> WHAT YOU HAVE TO DO
How many of the lines below contain "this"? Answer with that number alone.

> RECORD EXCERPTS

[start]

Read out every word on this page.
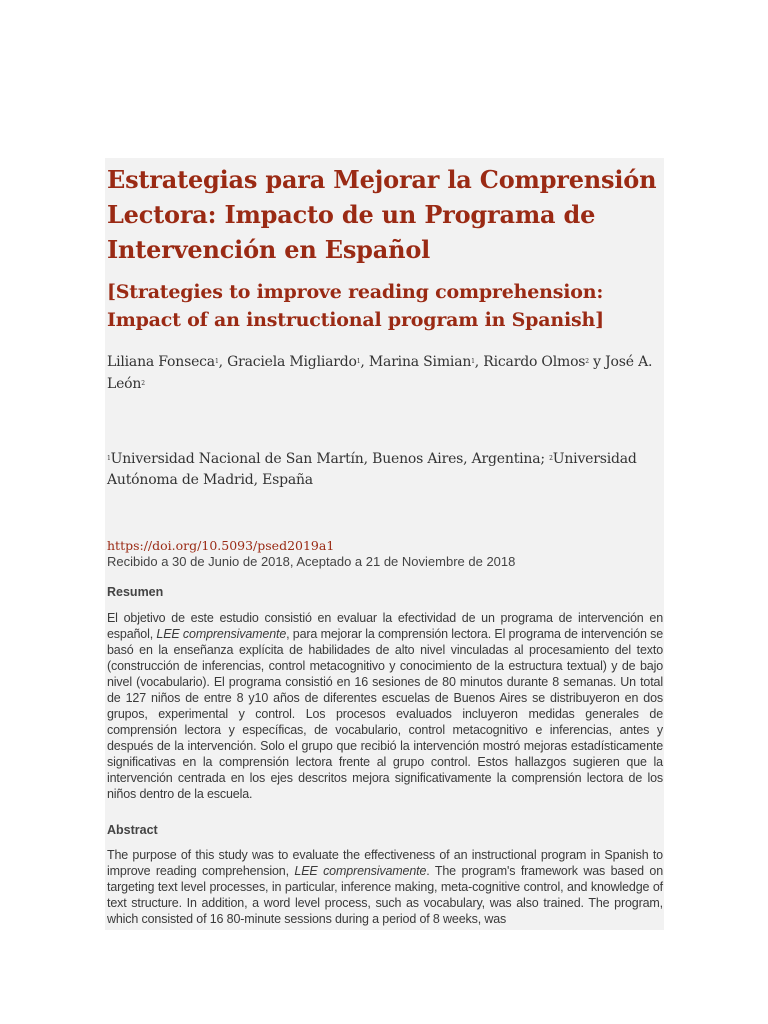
Estrategias para Mejorar la Comprensión Lectora: Impacto de un Programa de Intervención en Español
[Strategies to improve reading comprehension: Impact of an instructional program in Spanish]

Liliana Fonseca$^1$, Graciela Migliardo$^1$, Marina Simian$^1$, Ricardo Olmos$^2$ y José A. León$^2$

$^1$Universidad Nacional de San Martín, Buenos Aires, Argentina; $^2$Universidad Autónoma de Madrid, España

https://doi.org/10.5093/psed2019a1
Recibido a 30 de Junio de 2018, Aceptado a 21 de Noviembre de 2018
Resumen

El objetivo de este estudio consistió en evaluar la efectividad de un programa de intervención en español, LEE comprensivamente, para mejorar la comprensión lectora. El programa de intervención se basó en la enseñanza explícita de habilidades de alto nivel vinculadas al procesamiento del texto (construcción de inferencias, control metacognitivo y conocimiento de la estructura textual) y de bajo nivel (vocabulario). El programa consistió en 16 sesiones de 80 minutos durante 8 semanas. Un total de 127 niños de entre 8 y10 años de diferentes escuelas de Buenos Aires se distribuyeron en dos grupos, experimental y control. Los procesos evaluados incluyeron medidas generales de comprensión lectora y específicas, de vocabulario, control metacognitivo e inferencias, antes y después de la intervención. Solo el grupo que recibió la intervención mostró mejoras estadísticamente significativas en la comprensión lectora frente al grupo control. Estos hallazgos sugieren que la intervención centrada en los ejes descritos mejora significativamente la comprensión lectora de los niños dentro de la escuela.

Abstract

The purpose of this study was to evaluate the effectiveness of an instructional program in Spanish to improve reading comprehension, LEE comprensivamente. The program's framework was based on targeting text level processes, in particular, inference making, meta-cognitive control, and knowledge of text structure. In addition, a word level process, such as vocabulary, was also trained. The program, which consisted of 16 80-minute sessions during a period of 8 weeks, was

[end]

> FINAL ANSWER
2